**TASK PROMPT:** In the data below, find every line that has the string "三大法人小台", and copy it.

## begin INFORMATION GIVEN

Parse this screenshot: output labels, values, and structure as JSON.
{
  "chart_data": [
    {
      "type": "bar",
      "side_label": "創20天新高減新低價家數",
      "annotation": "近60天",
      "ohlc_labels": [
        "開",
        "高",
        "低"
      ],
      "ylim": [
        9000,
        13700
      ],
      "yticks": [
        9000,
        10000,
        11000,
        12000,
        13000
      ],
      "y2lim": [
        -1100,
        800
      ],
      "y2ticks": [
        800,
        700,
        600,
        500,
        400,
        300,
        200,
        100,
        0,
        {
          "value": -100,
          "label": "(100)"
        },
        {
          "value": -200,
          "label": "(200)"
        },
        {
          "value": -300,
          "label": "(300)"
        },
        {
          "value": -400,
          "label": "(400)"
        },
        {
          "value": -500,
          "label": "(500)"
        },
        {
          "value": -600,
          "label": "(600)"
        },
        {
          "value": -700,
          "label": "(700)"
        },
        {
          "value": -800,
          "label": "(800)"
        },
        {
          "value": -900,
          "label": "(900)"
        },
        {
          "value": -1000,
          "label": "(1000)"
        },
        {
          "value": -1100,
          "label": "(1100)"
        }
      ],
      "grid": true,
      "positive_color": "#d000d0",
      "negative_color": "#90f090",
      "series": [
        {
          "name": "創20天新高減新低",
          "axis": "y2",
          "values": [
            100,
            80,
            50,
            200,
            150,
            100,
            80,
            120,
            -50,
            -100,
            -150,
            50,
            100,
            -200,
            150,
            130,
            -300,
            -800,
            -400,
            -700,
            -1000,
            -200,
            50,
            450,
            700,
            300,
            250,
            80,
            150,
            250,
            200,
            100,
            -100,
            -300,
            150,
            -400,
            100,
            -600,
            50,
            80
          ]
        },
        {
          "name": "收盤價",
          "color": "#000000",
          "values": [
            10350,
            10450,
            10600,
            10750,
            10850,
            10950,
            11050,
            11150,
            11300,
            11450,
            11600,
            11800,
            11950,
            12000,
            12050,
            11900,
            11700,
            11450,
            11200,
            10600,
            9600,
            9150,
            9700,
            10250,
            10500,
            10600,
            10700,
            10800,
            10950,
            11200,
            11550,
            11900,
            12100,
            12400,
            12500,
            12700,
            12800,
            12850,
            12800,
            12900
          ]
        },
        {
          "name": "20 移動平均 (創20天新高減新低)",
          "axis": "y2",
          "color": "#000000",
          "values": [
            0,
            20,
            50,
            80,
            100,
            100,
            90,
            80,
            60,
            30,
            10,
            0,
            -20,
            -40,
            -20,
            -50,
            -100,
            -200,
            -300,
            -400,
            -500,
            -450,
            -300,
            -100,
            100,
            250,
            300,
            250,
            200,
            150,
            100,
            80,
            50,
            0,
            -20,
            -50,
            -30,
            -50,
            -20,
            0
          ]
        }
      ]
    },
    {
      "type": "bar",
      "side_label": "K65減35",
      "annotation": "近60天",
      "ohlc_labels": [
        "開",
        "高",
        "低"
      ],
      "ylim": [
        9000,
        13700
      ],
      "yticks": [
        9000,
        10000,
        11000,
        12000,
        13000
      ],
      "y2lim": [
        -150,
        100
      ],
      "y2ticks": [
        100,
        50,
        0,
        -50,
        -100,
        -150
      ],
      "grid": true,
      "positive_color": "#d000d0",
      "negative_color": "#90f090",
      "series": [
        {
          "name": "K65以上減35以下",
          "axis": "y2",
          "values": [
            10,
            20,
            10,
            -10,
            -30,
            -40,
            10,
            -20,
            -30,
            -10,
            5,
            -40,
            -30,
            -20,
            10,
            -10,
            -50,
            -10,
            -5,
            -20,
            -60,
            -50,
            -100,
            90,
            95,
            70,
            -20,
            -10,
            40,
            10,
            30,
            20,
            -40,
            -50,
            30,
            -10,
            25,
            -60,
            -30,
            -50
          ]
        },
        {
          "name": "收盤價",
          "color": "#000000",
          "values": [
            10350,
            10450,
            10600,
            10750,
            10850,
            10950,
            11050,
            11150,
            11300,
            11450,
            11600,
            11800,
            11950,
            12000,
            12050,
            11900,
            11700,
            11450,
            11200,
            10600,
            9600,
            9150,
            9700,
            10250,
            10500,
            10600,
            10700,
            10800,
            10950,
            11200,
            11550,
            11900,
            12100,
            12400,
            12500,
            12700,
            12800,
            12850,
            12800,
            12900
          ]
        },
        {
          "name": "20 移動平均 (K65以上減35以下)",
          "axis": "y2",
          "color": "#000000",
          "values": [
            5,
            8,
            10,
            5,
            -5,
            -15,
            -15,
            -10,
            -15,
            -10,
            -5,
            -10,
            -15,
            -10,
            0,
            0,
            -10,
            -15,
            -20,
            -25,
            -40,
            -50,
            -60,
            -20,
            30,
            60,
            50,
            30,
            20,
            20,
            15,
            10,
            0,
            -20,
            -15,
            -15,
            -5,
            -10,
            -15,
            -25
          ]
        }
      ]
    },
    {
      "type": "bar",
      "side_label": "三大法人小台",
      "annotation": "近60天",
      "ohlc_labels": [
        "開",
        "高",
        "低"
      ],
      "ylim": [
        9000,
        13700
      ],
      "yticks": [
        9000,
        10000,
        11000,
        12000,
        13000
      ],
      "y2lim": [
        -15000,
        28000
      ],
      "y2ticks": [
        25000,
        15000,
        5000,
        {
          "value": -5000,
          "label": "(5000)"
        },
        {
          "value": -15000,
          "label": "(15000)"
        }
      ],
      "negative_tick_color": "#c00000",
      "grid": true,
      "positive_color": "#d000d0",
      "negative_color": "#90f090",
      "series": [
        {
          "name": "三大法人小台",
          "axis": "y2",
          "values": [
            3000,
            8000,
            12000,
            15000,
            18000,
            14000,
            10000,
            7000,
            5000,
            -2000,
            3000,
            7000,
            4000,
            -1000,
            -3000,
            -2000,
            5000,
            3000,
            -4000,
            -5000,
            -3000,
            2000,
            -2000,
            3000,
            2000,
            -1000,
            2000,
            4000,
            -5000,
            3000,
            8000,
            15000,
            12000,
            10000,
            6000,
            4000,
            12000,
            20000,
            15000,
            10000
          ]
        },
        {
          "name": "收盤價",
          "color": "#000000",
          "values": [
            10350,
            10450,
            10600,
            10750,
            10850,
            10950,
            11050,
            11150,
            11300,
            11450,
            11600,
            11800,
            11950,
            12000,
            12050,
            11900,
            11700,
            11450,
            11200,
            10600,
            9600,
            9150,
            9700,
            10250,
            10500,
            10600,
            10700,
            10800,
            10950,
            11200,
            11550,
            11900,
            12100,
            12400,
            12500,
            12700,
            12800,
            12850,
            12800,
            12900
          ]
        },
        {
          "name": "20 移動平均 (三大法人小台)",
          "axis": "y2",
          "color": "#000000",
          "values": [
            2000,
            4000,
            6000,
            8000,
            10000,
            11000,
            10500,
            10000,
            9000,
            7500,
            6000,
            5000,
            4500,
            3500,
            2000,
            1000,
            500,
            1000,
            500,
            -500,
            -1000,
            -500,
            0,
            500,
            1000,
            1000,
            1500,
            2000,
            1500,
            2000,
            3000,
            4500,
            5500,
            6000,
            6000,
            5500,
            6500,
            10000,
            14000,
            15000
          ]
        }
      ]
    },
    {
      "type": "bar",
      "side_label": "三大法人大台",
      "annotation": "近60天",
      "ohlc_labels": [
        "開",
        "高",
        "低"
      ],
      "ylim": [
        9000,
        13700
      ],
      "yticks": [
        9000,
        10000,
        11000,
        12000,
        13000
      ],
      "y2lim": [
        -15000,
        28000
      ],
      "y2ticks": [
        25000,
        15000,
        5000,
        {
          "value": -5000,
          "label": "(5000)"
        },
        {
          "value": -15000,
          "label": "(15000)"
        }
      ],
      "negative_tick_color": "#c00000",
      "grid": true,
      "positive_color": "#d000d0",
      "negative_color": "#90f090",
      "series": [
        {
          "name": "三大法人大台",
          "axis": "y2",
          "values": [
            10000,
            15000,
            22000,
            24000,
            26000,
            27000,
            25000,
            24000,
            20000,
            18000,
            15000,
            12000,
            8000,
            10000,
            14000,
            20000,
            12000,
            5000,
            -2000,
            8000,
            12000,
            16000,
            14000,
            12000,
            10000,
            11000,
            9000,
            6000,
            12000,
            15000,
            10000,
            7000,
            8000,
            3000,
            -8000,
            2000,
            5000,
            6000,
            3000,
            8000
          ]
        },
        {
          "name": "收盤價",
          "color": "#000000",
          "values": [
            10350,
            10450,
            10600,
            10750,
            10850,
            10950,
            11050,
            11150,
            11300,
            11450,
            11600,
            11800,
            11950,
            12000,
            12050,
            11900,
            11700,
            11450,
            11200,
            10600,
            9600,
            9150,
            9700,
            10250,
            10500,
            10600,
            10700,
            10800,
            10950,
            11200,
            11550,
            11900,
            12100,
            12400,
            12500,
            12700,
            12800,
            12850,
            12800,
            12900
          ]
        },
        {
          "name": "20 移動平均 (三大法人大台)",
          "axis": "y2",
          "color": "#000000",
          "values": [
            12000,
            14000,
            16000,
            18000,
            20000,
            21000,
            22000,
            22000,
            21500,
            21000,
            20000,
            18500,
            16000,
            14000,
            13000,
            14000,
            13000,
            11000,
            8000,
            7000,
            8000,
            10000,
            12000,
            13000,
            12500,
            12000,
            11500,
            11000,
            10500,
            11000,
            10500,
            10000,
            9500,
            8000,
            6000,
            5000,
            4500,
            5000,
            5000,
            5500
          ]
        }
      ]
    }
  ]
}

## end INFORMATION GIVEN

**EXPECTED OUTPUT:**
      "side_label": "三大法人小台",
          "name": "三大法人小台",
          "name": "20 移動平均 (三大法人小台)",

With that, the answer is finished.